### 本文抜粋
日本でもスーパーバグに有効な「ファージ療法」の研究開発を。

<2050年までにがんを上回る死因になると言われる薬剤耐性菌・スーパーバグ。抗生物質が効かない菌に打ち勝つ治療法は、100年以上前に既に発見されていた──>

 2050年までに、薬剤耐性を持つ「スーパーバグ(超多剤耐性菌)」によって、年間最大1000万人が死亡する可能性がある──世界保健機関(WHO)はそう警告している。20世紀の医学を一変させた「奇跡の薬」抗生物質は、急速にその効力を失いつつある。
 そんななか、100年以上前に発見されながら忘れられていた治療法に、再び注目が集まっている。「ファージ療法」と呼ばれるこの手法は、細菌に寄生して内部から破壊する性質を持つウイルス「バクテリオファージ」を使って感染症と闘うというものだ。
 かつてペニシリンに埋もれていたこの研究分野は、感染症に対する新たな対抗策を求める動きの中で、再び脚光を浴びている。
 科学誌『セル・リポーツ(Cell Reports)』に掲載された新たな研究によると、細菌はウイルスに攻撃された際、驚くべき「生存戦略」を発動することがあるという。
 細菌は感染を拡大させる代わりに、ウイルスを細胞内で「隔離」するような領域を形成し、ウイルスを残りの細胞部分から遮断する。この「隔離ゾーン」に閉じ込められたウイルスは、必要な資源を得られず、複製できないまま死滅する。
 この現象を明らかにしたのは、メルボルン大学とエルサレム・ヘブライ大学の研究チーム。彼らは遺伝子実験に加え、細胞内を3次元で詳細に観察できる高度なイメージング技術を用いて、細菌がウイルスをどのように封じ込めるかを、ほぼリアルタイムで観察することに成功した。
「ファージに感染した細菌は、非対称的に分裂することで、感染部分を切り離し、残りの細胞を守ることができるとわかった」と、論文著者で微生物学者のシガル・ベンイェフダ教授は本誌に語っている。
 この防御メカニズムを解明することは、ファージ療法の効果を高めるために不可欠な第一歩だと、研究チームは説明する。
「この研究により、細菌がファージ攻撃から自らを救う方法が明らかになった。これはこれまで知られていなかった仕組みだ」と、ベンイェフダ教授は述べている。「ファージ療法が注目を集める中で、こうした理解は非常に重要になってくる」。

(収録項目)
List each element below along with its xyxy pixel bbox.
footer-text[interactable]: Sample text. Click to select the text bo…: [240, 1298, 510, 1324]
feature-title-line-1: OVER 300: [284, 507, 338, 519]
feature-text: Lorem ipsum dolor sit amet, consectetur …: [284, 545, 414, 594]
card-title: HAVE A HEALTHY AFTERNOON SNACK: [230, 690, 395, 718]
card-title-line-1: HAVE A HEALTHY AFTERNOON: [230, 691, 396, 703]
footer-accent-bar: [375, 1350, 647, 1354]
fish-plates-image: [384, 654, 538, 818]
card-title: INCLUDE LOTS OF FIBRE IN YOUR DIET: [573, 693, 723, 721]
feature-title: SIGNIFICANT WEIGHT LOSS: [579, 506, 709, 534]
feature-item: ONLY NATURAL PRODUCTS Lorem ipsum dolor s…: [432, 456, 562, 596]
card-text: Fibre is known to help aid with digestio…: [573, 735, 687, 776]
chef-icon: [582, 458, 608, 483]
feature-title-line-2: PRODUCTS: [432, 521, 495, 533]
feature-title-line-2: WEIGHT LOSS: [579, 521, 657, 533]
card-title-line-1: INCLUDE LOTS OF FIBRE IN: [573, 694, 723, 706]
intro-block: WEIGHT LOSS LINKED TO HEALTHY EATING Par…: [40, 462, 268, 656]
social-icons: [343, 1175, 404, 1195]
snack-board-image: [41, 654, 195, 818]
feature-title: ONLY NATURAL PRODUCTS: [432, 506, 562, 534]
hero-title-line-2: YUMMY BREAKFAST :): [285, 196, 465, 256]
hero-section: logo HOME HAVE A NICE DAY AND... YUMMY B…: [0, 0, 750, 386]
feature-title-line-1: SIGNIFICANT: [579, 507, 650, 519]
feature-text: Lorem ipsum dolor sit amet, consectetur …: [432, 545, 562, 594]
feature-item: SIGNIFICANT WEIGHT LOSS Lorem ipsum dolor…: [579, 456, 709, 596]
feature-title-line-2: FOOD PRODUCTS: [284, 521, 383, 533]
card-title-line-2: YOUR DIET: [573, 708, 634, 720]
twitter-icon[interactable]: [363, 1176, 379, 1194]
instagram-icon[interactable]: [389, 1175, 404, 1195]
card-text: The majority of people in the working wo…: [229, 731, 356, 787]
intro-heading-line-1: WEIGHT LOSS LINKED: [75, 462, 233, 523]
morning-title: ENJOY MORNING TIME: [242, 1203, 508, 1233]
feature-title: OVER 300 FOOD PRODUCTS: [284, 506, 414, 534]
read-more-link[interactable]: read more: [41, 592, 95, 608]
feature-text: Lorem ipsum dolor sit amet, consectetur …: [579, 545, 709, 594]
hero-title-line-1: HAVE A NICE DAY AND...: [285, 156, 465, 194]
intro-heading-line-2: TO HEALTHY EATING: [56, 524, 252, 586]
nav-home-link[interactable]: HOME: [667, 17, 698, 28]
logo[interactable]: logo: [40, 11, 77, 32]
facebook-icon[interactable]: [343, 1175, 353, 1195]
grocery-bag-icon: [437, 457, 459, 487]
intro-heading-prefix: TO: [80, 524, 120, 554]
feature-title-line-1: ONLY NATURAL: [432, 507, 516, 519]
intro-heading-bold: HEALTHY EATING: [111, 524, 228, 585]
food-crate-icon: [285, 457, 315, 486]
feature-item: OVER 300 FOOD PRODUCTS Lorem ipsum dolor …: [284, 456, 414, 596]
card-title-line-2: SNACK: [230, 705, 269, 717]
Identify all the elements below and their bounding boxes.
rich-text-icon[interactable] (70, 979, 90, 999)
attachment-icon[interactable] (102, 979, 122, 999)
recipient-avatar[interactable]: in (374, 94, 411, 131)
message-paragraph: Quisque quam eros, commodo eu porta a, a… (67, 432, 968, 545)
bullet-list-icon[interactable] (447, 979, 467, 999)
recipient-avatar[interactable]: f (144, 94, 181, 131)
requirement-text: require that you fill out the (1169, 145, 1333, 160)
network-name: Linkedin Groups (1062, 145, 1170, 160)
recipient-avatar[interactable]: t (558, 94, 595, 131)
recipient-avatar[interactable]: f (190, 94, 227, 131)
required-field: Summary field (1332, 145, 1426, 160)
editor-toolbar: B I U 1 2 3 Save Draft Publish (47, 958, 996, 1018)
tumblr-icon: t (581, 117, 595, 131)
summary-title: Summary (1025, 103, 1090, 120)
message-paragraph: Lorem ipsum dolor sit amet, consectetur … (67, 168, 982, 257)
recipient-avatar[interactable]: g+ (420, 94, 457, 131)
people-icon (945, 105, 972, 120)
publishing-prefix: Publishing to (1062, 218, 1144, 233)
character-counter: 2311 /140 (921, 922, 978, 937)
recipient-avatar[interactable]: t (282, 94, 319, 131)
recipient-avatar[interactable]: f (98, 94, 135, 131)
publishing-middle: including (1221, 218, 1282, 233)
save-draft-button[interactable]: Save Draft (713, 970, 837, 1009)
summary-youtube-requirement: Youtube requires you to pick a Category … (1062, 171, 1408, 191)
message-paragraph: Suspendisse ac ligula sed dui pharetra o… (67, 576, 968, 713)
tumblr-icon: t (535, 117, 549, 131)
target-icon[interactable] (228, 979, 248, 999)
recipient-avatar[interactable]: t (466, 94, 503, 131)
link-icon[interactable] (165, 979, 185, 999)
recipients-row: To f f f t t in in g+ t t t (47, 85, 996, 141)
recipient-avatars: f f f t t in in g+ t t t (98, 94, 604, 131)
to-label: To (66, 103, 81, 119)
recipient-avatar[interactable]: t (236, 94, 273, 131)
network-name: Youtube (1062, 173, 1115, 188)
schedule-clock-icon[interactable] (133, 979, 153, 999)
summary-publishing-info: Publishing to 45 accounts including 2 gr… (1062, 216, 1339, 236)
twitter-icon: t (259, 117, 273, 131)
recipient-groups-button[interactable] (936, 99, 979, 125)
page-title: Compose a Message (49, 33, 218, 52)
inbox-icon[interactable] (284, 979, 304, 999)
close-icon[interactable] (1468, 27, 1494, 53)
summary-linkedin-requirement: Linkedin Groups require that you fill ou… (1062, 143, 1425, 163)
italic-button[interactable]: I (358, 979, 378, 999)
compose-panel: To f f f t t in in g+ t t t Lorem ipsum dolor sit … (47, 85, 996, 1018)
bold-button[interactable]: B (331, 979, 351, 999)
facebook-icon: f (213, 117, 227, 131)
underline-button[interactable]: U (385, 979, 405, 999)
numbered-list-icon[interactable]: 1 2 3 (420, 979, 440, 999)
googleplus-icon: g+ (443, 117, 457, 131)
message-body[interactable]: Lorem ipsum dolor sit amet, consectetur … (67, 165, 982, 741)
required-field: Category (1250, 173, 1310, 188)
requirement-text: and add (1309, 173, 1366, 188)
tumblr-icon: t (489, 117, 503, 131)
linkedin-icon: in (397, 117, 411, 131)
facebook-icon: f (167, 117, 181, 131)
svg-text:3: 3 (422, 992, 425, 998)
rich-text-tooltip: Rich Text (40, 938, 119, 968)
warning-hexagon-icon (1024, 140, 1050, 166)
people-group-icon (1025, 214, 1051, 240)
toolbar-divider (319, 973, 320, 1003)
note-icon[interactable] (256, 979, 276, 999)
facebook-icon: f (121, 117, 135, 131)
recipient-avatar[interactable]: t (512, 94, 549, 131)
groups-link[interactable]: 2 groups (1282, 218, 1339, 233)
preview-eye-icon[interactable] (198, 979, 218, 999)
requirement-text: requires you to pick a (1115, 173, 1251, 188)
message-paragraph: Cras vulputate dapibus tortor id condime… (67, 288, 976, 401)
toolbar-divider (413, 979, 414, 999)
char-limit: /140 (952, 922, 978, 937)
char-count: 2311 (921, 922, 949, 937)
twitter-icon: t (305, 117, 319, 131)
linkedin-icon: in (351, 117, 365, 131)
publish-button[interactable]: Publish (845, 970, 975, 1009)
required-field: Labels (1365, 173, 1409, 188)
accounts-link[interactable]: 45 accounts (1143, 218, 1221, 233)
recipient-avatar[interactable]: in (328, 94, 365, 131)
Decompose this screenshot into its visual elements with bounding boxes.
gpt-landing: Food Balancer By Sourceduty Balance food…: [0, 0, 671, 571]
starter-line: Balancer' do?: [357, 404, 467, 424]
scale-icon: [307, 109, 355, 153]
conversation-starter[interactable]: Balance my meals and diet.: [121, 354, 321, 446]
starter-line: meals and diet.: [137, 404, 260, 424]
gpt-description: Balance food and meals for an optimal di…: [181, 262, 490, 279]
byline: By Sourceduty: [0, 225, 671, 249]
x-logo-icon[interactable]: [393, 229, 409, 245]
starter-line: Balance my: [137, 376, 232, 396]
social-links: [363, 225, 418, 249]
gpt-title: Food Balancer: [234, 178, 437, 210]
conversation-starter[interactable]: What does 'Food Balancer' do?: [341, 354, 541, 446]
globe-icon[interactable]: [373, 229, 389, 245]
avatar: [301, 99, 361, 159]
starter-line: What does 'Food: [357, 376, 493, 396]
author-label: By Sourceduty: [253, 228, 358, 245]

### 作業内容 1
ファージ療法を扱った記事を二文で要約せよ。
### 作業内容 2
ファージ療法についての記事を、最後の文の後から書き継げ。

### 回答 1
WHOは、2050年までにスーパーバグによって年間最大1000万人が死亡する可能性があると警告している。効力を失いつつある抗生物質に代わり、細菌に寄生して内部から破壊するウイルスを使う「ファージ療法」が再び注目されており、メルボルン大学とエルサレム・ヘブライ大学の研究チームは、細菌がウイルスを細胞内の「隔離ゾーン」に閉じ込めて死滅させる防御の仕組みを明らかにし、その解明がファージ療法の効果を高める第一歩だと説明している。

### 回答 2
 たとえば、ファージを検知する細菌側のセンサータンパク質の働きを妨げる特殊な化合物を加えることで、防御反応を封じ込める手法も考えられるという。
 ファージ療法は、感染症の性質に応じてさまざまな形で医療に応用できる。現在研究段階、あるいはすでに限定的に使用されている方法としては、経口薬や液体、外用クリーム、スプレー、傷の保護材、静脈注射などがある。
 昨年、ファージ療法によってスーパーバグに感染した1匹の猫が救われた。名前はスキークス。数カ月にわたる抗生物質治療がすべて失敗に終わった後のことだった。
 イスラエルの獣医師たちは、猫の脚の傷口に対して、ファージを組み合わせたオーダーメイドの混合液を直接塗布し、すでに効力を失っていた抗生物質と併用した。
 数週間以内に感染が収束し、手術部位も回復。動物に対するパーソナライズド・ファージ療法の実例としては、これが初めての報告となった。
 抗生物質はおよそ1世紀にわたって細菌との戦いの切り札とされてきたが、細菌は次第にその効力に対して耐性を強めている。
 抗生物質の使用量は2016年以降、21%以上増加している。国際研究プロジェクト「GRAM(薬剤耐性に関する世界研究プロジェクト)」が医学誌『ランセット(The Lancet)』に発表した最新の研究では、抗生物質、抗真菌薬、抗寄生虫薬、抗ウイルス薬への耐性を含む薬剤耐性によって、毎年100万人以上が死亡していることが明らかになった。
 ファージ療法は、欧米の多くの国ではいまだに実験段階と見なされているが、ジョージアやポーランドなどでは数十年前から実用化されてきた。
 今回のような研究成果は、この分野に新たな勢いをもたらし、ファージが将来的に、難治性の感染症に対して抗生物質に取って替わる、あるいは並び立つ治療法となる可能性を示している>(以上「Newsweek」より引用)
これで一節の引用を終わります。